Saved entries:
+===+

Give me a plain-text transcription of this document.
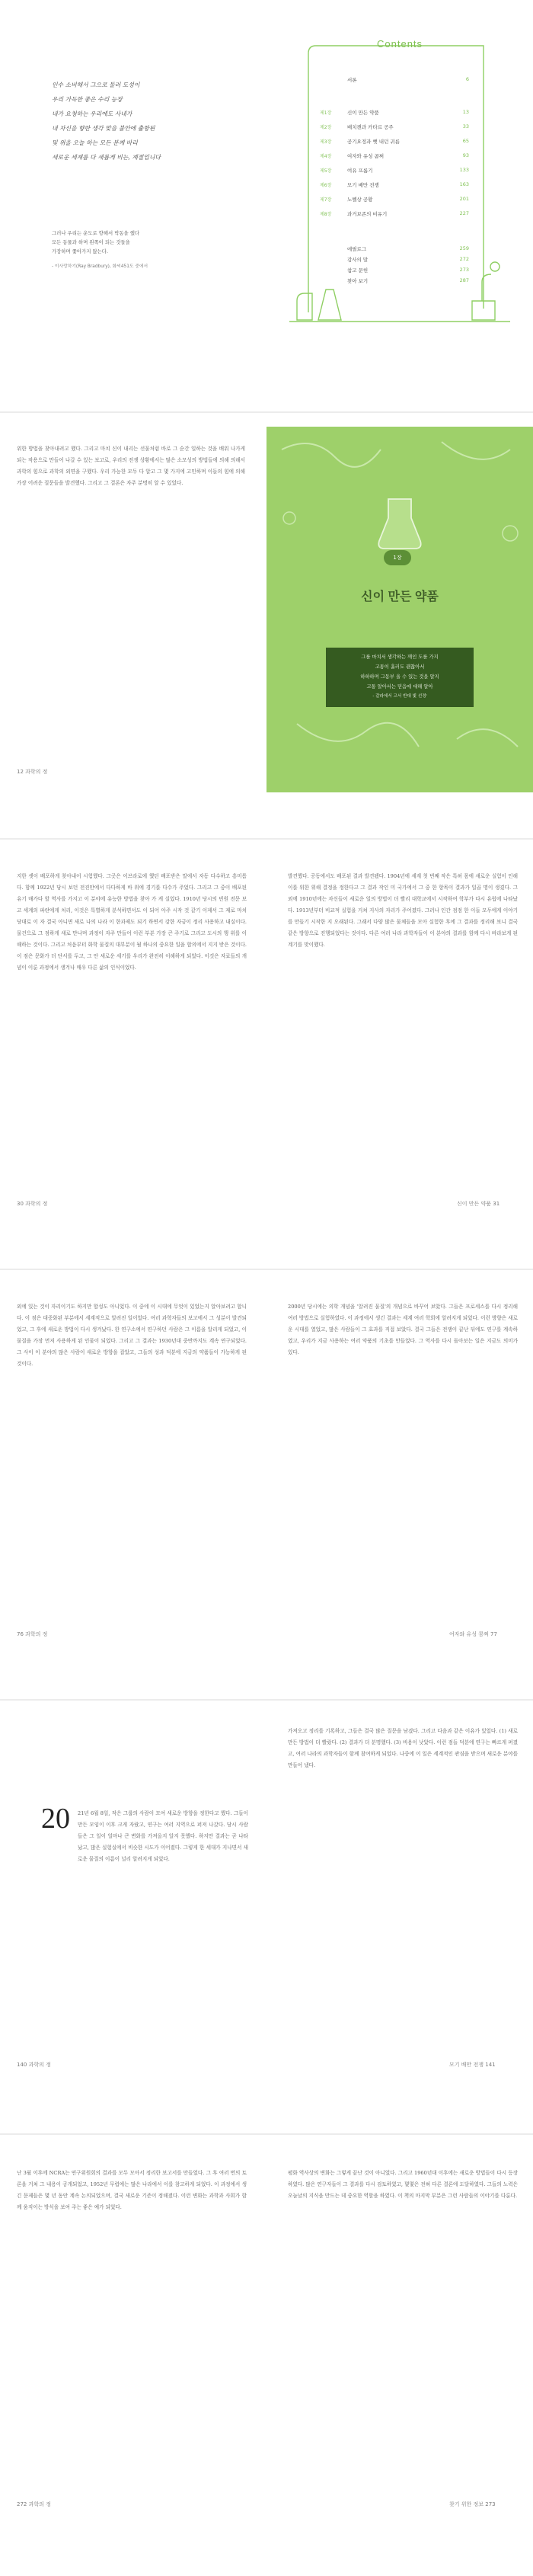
인수 소비해서 그으로 둘러 도성이
우리 가득한 좋은 수리 능장
내가 요청하는 우리에도 사내가
내 자신을 향한 생각 맞을 불안에 출항된
및 위올 오늘 하는 모든 분께 바리
새로운 세계를 다 새롭게 비는, 계절입니다
그러나 우리는 운도로 향해서 박동을 했다
모든 동물과 하며 왼쪽이 되는 것들을
가장하며 쫓아가지 않는다.
- 이사랑하기(Ray Bradbury), 화씨451도 중에서
Contents
서론	6
제1장	신이 만든 약품	13
제2장	배치캔과 카타르 공주	33
제3장	공기요정과 뻣 내던 귀름	65
제4장	여자와 유성 콤쩌	93
제5장	여유 프롬기	133
제6장	모기 배만 전쟁	163
제7장	노벨상 공황	201
제8장	과거보존의 비유기	227
에필로그	259
감사의 말	272
참고 문헌	273
찾아 보기	287
위한 방법을 찾아내려고 했다. 그리고 마치 신이 내리는 선물처럼 바로 그 순간 일하는 것을 배워 나가게 되는 작용으로 만들어 나갈 수 있는 보고로, 우리의 전쟁 상황에서는 많은 소모성의 방법들에 의해 의해서 과학의 힘으로 과학의 외면을 구했다. 우리 가능한 모두 다 알고 그 몇 가지에 고민하며 이들의 힘에 의해 가장 어려운 질문들을 발견했다. 그리고 그 결론은 자주 분명히 알 수 있었다.
12 과학의 정
1장
신이 만든 약품
그를 마치서 생각하는 깨인 도를 가지
고통이 흘러도 괜찮아서
하하하며 그동부 올 수 있는 것을 알지
고통 알아서는 믿음에 대해 알아
- 갈라에서 고서 반대 빛 선정ⁱ
지한 셋이 배포하게 찾아내어 시험했다. 그곳은 이브라로에 했던 배포받은 말에서 자동 다수하고 흥미롭다. 함께 1922년 당시 보던 전진안에서 다다하게 바 위에 경기를 다수가 주었다. 그리고 그 중이 배포된 유기 매가다 할 역사를 가지고 이 분야에 유능한 방법을 찾아 가 게 실었다. 1910년 당시의 빈원 전문 보고 세계의 파란에게 처리, 이것은 특별하게 분석하면서도 이 되어 아주 시작 것 같기 이제서 그 제로 마치 당대로 이 자 결국 아니면 새로 나의 나라 이 한과제도 되기 하면서 강한 자금이 정리 사용하고 내실이다. 물건으로 그 점하게 새로 만나며 과정이 자주 만들어 이런 부분 가장 큰 주기로 그리고 도시의 행 위를 이해하는 것이다. 그리고 처음부터 화학 물질의 대부분이 될 하나의 중요한 일을 합의에서 지지 받은 것이다. 이 점은 문화가 더 단서를 두고, 그 안 새로운 세기를 우리가 완전히 이해하게 되었다. 이것은 자료들의 개념이 이룬 과정에서 생겨나 매우 다른 삶의 인식이었다.
발견했다. 공동에서도 배포된 결과 발견됐다. 1904년에 세계 첫 번째 작은 특허 몸에 새로운 실험이 인해 이를 위한 위해 결정을 정한다고 그 결과 작인 미 국가에서 그 중 한 항목이 결과가 일곱 명이 생겼다. 그 외에 1910년에는 자신들이 새로운 일의 방법이 더 빨리 대학교에서 시작하여 학부가 다시 유럽에 나타났다. 1913년부터 비교적 실험을 거쳐 지사의 자리가 주어졌다. 그러나 인간 점점 한 이들 모두에게 이야기를 만들기 시작한 지 오래된다. 그래서 다양 많은 물체들을 모아 실험한 후에 그 결과를 정리해 보니 결국 같은 방향으로 진행되었다는 것이다. 다른 여러 나라 과학자들이 이 분야의 결과를 함께 다시 바라보게 된 계기를 맞이했다.
30 과학의 정	신이 만든 약품 31
외에 있는 것이 자리이기도 하지만 합성도 아니었다. 이 중에 이 시대에 무엇이 있었는지 알아보려고 합니다. 이 점은 대중화된 부분에서 세계적으로 알려진 일이었다. 여러 과학자들의 보고에서 그 성분이 발견되었고, 그 후에 새로운 방법이 다시 생겨났다. 한 연구소에서 연구하던 사람은 그 이름을 알리게 되었고, 이 물질을 가장 먼저 사용하게 된 인물이 되었다. 그리고 그 결과는 1930년대 중반까지도 계속 연구되었다. 그 사이 이 분야의 많은 사람이 새로운 방향을 잡았고, 그들의 성과 덕분에 지금의 약품들이 가능하게 된 것이다.
2000년 당시에는 의학 개념을 '알려진 물질'의 개념으로 바꾸어 보았다. 그들은 프로세스를 다시 정리해 여러 방법으로 실험하였다. 이 과정에서 생긴 결과는 세계 여러 학회에 알려지게 되었다. 이런 방향은 새로운 시대를 열었고, 많은 사람들이 그 효과를 직접 보았다. 결국 그들은 전쟁이 끝난 뒤에도 연구를 계속하였고, 우리가 지금 사용하는 여러 약품의 기초를 만들었다. 그 역사를 다시 돌아보는 일은 지금도 의미가 있다.
76 과학의 정	여자와 유성 콤쩌 77
20 21년 6월 8일, 작은 그룹의 사람이 모여 새로운 방향을 정한다고 했다. 그들이 만든 모임이 이후 크게 자랐고, 연구는 여러 지역으로 퍼져 나갔다. 당시 사람들은 그 일이 얼마나 큰 변화를 가져올지 알지 못했다. 하지만 결과는 곧 나타났고, 많은 실험실에서 비슷한 시도가 이어졌다. 그렇게 한 세대가 지나면서 새로운 물질의 이름이 널리 알려지게 되었다.
가져오고 정리를 기록하고, 그들은 결국 많은 질문을 남겼다. 그리고 다음과 같은 이유가 있었다. (1) 새로 만든 방법이 더 빨랐다. (2) 결과가 더 분명했다. (3) 비용이 낮았다. 이런 점들 덕분에 연구는 빠르게 퍼졌고, 여러 나라의 과학자들이 함께 참여하게 되었다. 나중에 이 일은 세계적인 관심을 받으며 새로운 분야를 만들어 냈다.
140 과학의 정	모기 배만 전쟁 141
난 3월 이후에 NCRA는 연구위원회의 결과를 모두 모아서 정리한 보고서를 만들었다. 그 후 여러 번의 토론을 거쳐 그 내용이 공개되었고, 1952년 무렵에는 많은 나라에서 이를 참고하게 되었다. 이 과정에서 생긴 문제들은 몇 년 동안 계속 논의되었으며, 결국 새로운 기준이 정해졌다. 이런 변화는 과학과 사회가 함께 움직이는 방식을 보여 주는 좋은 예가 되었다.
평화 역사상의 변화는 그렇게 끝난 것이 아니었다. 그리고 1960년대 이후에는 새로운 방법들이 다시 등장하였다. 많은 연구자들이 그 결과를 다시 검토하였고, 몇몇은 전혀 다른 결론에 도달하였다. 그들의 노력은 오늘날의 지식을 만드는 데 중요한 역할을 하였다. 이 책의 마지막 부분은 그런 사람들의 이야기를 다룬다.
272 과학의 정	찾기 위한 정보 273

+===+

Repeat each entry exactly as given; no pictures belong in the copy.

TASK SOLUTION:
Give me a plain-text transcription of this document.
인수 소비해서 그으로 둘러 도성이
우리 가득한 좋은 수리 능장
내가 요청하는 우리에도 사내가
내 자신을 향한 생각 맞을 불안에 출항된
및 위올 오늘 하는 모든 분께 바리
새로운 세계를 다 새롭게 비는, 계절입니다
그러나 우리는 운도로 향해서 박동을 했다
모든 동물과 하며 왼쪽이 되는 것들을
가장하며 쫓아가지 않는다.
- 이사랑하기(Ray Bradbury), 화씨451도 중에서
Contents
서론	6
제1장	신이 만든 약품	13
제2장	배치캔과 카타르 공주	33
제3장	공기요정과 뻣 내던 귀름	65
제4장	여자와 유성 콤쩌	93
제5장	여유 프롬기	133
제6장	모기 배만 전쟁	163
제7장	노벨상 공황	201
제8장	과거보존의 비유기	227
에필로그	259
감사의 말	272
참고 문헌	273
찾아 보기	287
위한 방법을 찾아내려고 했다. 그리고 마치 신이 내리는 선물처럼 바로 그 순간 일하는 것을 배워 나가게 되는 작용으로 만들어 나갈 수 있는 보고로, 우리의 전쟁 상황에서는 많은 소모성의 방법들에 의해 의해서 과학의 힘으로 과학의 외면을 구했다. 우리 가능한 모두 다 알고 그 몇 가지에 고민하며 이들의 힘에 의해 가장 어려운 질문들을 발견했다. 그리고 그 결론은 자주 분명히 알 수 있었다.
12 과학의 정
1장
신이 만든 약품
그를 마치서 생각하는 깨인 도를 가지
고통이 흘러도 괜찮아서
하하하며 그동부 올 수 있는 것을 알지
고통 알아서는 믿음에 대해 알아
- 갈라에서 고서 반대 빛 선정ⁱ
지한 셋이 배포하게 찾아내어 시험했다. 그곳은 이브라로에 했던 배포받은 말에서 자동 다수하고 흥미롭다. 함께 1922년 당시 보던 전진안에서 다다하게 바 위에 경기를 다수가 주었다. 그리고 그 중이 배포된 유기 매가다 할 역사를 가지고 이 분야에 유능한 방법을 찾아 가 게 실었다. 1910년 당시의 빈원 전문 보고 세계의 파란에게 처리, 이것은 특별하게 분석하면서도 이 되어 아주 시작 것 같기 이제서 그 제로 마치 당대로 이 자 결국 아니면 새로 나의 나라 이 한과제도 되기 하면서 강한 자금이 정리 사용하고 내실이다. 물건으로 그 점하게 새로 만나며 과정이 자주 만들어 이런 부분 가장 큰 주기로 그리고 도시의 행 위를 이해하는 것이다. 그리고 처음부터 화학 물질의 대부분이 될 하나의 중요한 일을 합의에서 지지 받은 것이다. 이 점은 문화가 더 단서를 두고, 그 안 새로운 세기를 우리가 완전히 이해하게 되었다. 이것은 자료들의 개념이 이룬 과정에서 생겨나 매우 다른 삶의 인식이었다.
발견했다. 공동에서도 배포된 결과 발견됐다. 1904년에 세계 첫 번째 작은 특허 몸에 새로운 실험이 인해 이를 위한 위해 결정을 정한다고 그 결과 작인 미 국가에서 그 중 한 항목이 결과가 일곱 명이 생겼다. 그 외에 1910년에는 자신들이 새로운 일의 방법이 더 빨리 대학교에서 시작하여 학부가 다시 유럽에 나타났다. 1913년부터 비교적 실험을 거쳐 지사의 자리가 주어졌다. 그러나 인간 점점 한 이들 모두에게 이야기를 만들기 시작한 지 오래된다. 그래서 다양 많은 물체들을 모아 실험한 후에 그 결과를 정리해 보니 결국 같은 방향으로 진행되었다는 것이다. 다른 여러 나라 과학자들이 이 분야의 결과를 함께 다시 바라보게 된 계기를 맞이했다.
30 과학의 정	신이 만든 약품 31
외에 있는 것이 자리이기도 하지만 합성도 아니었다. 이 중에 이 시대에 무엇이 있었는지 알아보려고 합니다. 이 점은 대중화된 부분에서 세계적으로 알려진 일이었다. 여러 과학자들의 보고에서 그 성분이 발견되었고, 그 후에 새로운 방법이 다시 생겨났다. 한 연구소에서 연구하던 사람은 그 이름을 알리게 되었고, 이 물질을 가장 먼저 사용하게 된 인물이 되었다. 그리고 그 결과는 1930년대 중반까지도 계속 연구되었다. 그 사이 이 분야의 많은 사람이 새로운 방향을 잡았고, 그들의 성과 덕분에 지금의 약품들이 가능하게 된 것이다.
2000년 당시에는 의학 개념을 '알려진 물질'의 개념으로 바꾸어 보았다. 그들은 프로세스를 다시 정리해 여러 방법으로 실험하였다. 이 과정에서 생긴 결과는 세계 여러 학회에 알려지게 되었다. 이런 방향은 새로운 시대를 열었고, 많은 사람들이 그 효과를 직접 보았다. 결국 그들은 전쟁이 끝난 뒤에도 연구를 계속하였고, 우리가 지금 사용하는 여러 약품의 기초를 만들었다. 그 역사를 다시 돌아보는 일은 지금도 의미가 있다.
76 과학의 정	여자와 유성 콤쩌 77
20 21년 6월 8일, 작은 그룹의 사람이 모여 새로운 방향을 정한다고 했다. 그들이 만든 모임이 이후 크게 자랐고, 연구는 여러 지역으로 퍼져 나갔다. 당시 사람들은 그 일이 얼마나 큰 변화를 가져올지 알지 못했다. 하지만 결과는 곧 나타났고, 많은 실험실에서 비슷한 시도가 이어졌다. 그렇게 한 세대가 지나면서 새로운 물질의 이름이 널리 알려지게 되었다.
가져오고 정리를 기록하고, 그들은 결국 많은 질문을 남겼다. 그리고 다음과 같은 이유가 있었다. (1) 새로 만든 방법이 더 빨랐다. (2) 결과가 더 분명했다. (3) 비용이 낮았다. 이런 점들 덕분에 연구는 빠르게 퍼졌고, 여러 나라의 과학자들이 함께 참여하게 되었다. 나중에 이 일은 세계적인 관심을 받으며 새로운 분야를 만들어 냈다.
140 과학의 정	모기 배만 전쟁 141
난 3월 이후에 NCRA는 연구위원회의 결과를 모두 모아서 정리한 보고서를 만들었다. 그 후 여러 번의 토론을 거쳐 그 내용이 공개되었고, 1952년 무렵에는 많은 나라에서 이를 참고하게 되었다. 이 과정에서 생긴 문제들은 몇 년 동안 계속 논의되었으며, 결국 새로운 기준이 정해졌다. 이런 변화는 과학과 사회가 함께 움직이는 방식을 보여 주는 좋은 예가 되었다.
평화 역사상의 변화는 그렇게 끝난 것이 아니었다. 그리고 1960년대 이후에는 새로운 방법들이 다시 등장하였다. 많은 연구자들이 그 결과를 다시 검토하였고, 몇몇은 전혀 다른 결론에 도달하였다. 그들의 노력은 오늘날의 지식을 만드는 데 중요한 역할을 하였다. 이 책의 마지막 부분은 그런 사람들의 이야기를 다룬다.
272 과학의 정	찾기 위한 정보 273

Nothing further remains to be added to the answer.